TASK. Would you retype, word for word, the line with "Read out every word on this page." and every line after it through the end of the records below?

━━━━━ THE DATA ━━━━━

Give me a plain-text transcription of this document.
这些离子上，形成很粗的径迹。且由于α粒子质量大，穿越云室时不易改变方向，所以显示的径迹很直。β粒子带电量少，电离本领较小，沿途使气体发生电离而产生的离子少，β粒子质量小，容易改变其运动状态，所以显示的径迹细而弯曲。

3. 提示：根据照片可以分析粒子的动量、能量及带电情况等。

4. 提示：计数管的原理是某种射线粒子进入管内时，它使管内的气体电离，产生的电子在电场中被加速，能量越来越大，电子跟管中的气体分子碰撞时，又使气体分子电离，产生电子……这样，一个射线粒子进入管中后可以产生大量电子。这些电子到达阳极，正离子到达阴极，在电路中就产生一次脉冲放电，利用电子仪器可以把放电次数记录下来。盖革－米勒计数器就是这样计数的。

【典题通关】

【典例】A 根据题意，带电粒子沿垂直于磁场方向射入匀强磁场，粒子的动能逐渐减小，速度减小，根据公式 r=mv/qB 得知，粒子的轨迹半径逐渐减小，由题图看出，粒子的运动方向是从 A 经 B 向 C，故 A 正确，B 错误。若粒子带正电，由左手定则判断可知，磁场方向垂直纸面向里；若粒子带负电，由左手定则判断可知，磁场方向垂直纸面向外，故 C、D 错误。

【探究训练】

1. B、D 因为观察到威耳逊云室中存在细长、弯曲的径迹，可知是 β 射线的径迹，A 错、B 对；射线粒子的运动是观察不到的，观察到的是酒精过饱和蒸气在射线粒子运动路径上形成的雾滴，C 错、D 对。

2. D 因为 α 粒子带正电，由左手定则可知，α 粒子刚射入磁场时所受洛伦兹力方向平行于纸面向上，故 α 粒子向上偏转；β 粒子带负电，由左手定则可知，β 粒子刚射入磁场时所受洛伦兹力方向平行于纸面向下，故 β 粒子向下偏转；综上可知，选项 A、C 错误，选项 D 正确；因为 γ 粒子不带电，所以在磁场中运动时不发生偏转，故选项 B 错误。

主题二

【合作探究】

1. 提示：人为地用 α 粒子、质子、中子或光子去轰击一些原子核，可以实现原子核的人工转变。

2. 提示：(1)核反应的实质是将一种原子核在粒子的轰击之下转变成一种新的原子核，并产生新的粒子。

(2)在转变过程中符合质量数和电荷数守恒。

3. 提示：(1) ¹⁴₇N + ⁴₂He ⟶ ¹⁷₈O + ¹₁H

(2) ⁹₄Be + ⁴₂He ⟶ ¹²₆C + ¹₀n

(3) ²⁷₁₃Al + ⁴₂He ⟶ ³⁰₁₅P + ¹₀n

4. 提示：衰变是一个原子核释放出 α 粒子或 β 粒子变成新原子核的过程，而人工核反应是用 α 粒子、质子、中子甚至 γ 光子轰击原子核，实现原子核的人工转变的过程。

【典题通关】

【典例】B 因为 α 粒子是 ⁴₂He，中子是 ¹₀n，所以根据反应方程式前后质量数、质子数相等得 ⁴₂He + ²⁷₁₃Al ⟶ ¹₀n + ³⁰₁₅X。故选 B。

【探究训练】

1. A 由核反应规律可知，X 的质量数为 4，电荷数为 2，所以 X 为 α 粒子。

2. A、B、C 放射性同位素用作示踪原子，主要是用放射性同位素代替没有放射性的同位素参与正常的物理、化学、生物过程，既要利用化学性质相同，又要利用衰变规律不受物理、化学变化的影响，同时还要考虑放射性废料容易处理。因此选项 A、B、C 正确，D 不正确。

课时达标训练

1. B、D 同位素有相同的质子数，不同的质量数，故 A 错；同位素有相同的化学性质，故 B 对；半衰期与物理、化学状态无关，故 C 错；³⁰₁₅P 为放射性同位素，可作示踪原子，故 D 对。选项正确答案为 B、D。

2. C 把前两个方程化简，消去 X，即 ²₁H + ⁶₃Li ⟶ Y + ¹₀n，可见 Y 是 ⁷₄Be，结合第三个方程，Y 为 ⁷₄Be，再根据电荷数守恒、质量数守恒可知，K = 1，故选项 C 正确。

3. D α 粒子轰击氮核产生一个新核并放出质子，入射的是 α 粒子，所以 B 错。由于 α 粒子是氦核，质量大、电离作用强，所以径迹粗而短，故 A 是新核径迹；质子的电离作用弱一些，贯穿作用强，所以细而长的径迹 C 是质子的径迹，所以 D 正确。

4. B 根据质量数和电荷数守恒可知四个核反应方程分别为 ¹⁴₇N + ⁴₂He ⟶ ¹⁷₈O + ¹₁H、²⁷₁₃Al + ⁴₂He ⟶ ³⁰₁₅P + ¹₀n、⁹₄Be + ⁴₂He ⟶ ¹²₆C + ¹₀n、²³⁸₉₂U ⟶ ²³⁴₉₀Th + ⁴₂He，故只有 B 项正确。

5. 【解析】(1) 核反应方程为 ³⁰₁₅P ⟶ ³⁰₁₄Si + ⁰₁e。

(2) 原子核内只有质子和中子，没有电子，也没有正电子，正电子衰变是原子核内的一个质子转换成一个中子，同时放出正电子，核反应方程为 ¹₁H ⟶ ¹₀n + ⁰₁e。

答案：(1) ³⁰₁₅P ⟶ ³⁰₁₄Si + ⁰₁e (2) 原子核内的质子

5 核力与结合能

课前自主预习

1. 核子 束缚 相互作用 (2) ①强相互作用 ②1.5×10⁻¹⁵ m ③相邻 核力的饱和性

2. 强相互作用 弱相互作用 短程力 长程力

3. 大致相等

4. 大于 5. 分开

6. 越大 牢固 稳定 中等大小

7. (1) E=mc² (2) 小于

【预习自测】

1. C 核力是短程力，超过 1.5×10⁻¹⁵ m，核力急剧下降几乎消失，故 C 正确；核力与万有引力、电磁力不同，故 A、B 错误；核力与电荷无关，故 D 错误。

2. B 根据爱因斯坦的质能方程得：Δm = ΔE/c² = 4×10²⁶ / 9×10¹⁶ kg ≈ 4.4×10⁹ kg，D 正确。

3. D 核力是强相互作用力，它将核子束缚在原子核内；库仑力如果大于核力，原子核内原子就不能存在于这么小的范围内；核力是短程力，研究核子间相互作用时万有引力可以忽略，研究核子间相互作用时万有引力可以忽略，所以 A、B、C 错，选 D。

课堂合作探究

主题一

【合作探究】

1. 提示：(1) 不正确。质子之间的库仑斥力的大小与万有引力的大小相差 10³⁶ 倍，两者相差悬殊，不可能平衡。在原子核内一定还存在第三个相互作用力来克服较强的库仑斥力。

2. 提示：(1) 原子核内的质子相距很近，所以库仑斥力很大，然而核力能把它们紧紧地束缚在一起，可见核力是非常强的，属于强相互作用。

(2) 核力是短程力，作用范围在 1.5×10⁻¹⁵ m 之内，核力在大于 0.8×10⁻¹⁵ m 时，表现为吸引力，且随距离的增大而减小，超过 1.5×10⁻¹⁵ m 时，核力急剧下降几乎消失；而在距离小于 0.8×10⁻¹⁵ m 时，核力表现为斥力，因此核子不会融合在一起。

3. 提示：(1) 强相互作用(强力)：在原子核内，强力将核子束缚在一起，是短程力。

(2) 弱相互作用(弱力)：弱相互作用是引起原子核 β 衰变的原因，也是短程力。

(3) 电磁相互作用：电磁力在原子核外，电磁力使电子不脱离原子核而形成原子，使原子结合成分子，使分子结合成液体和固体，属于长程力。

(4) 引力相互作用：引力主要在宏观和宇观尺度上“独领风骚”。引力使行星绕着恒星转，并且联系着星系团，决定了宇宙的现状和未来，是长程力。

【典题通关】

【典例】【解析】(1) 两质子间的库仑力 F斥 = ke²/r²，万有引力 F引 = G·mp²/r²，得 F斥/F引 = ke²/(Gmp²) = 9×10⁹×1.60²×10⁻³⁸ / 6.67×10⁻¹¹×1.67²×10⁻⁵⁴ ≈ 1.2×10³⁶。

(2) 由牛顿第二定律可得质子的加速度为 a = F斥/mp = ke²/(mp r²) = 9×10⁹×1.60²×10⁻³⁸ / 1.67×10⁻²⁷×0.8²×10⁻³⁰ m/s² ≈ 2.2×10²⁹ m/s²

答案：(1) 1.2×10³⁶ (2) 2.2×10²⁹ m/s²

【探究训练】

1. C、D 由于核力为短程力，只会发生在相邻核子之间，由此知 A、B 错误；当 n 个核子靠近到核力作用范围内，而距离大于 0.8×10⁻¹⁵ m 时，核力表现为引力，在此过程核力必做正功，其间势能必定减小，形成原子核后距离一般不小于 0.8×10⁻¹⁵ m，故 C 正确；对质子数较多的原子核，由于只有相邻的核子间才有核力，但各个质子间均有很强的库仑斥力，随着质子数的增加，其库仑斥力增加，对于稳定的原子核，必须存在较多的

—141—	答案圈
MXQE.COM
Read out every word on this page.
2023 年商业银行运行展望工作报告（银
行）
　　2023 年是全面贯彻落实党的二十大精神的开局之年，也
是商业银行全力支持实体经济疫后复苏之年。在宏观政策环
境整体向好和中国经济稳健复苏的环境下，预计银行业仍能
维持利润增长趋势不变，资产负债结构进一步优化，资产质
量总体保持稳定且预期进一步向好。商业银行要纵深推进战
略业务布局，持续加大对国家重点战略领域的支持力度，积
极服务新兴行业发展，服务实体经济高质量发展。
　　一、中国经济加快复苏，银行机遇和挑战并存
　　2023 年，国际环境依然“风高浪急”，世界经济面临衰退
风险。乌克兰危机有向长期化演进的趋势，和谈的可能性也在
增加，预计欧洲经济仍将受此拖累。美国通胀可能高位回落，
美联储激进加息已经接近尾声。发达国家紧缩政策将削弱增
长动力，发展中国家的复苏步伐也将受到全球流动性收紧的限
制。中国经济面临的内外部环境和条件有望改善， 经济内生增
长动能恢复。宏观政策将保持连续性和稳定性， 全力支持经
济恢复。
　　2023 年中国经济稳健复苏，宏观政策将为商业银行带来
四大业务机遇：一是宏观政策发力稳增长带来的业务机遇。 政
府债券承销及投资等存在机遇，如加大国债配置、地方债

━━━━━

SOLUTION TO THE EXERCISE.
Read out every word on this page.
2023 年商业银行运行展望工作报告（银
行）
　　2023 年是全面贯彻落实党的二十大精神的开局之年，也
是商业银行全力支持实体经济疫后复苏之年。在宏观政策环
境整体向好和中国经济稳健复苏的环境下，预计银行业仍能
维持利润增长趋势不变，资产负债结构进一步优化，资产质
量总体保持稳定且预期进一步向好。商业银行要纵深推进战
略业务布局，持续加大对国家重点战略领域的支持力度，积
极服务新兴行业发展，服务实体经济高质量发展。
　　一、中国经济加快复苏，银行机遇和挑战并存
　　2023 年，国际环境依然“风高浪急”，世界经济面临衰退
风险。乌克兰危机有向长期化演进的趋势，和谈的可能性也在
增加，预计欧洲经济仍将受此拖累。美国通胀可能高位回落，
美联储激进加息已经接近尾声。发达国家紧缩政策将削弱增
长动力，发展中国家的复苏步伐也将受到全球流动性收紧的限
制。中国经济面临的内外部环境和条件有望改善， 经济内生增
长动能恢复。宏观政策将保持连续性和稳定性， 全力支持经
济恢复。
　　2023 年中国经济稳健复苏，宏观政策将为商业银行带来
四大业务机遇：一是宏观政策发力稳增长带来的业务机遇。 政
府债券承销及投资等存在机遇，如加大国债配置、地方债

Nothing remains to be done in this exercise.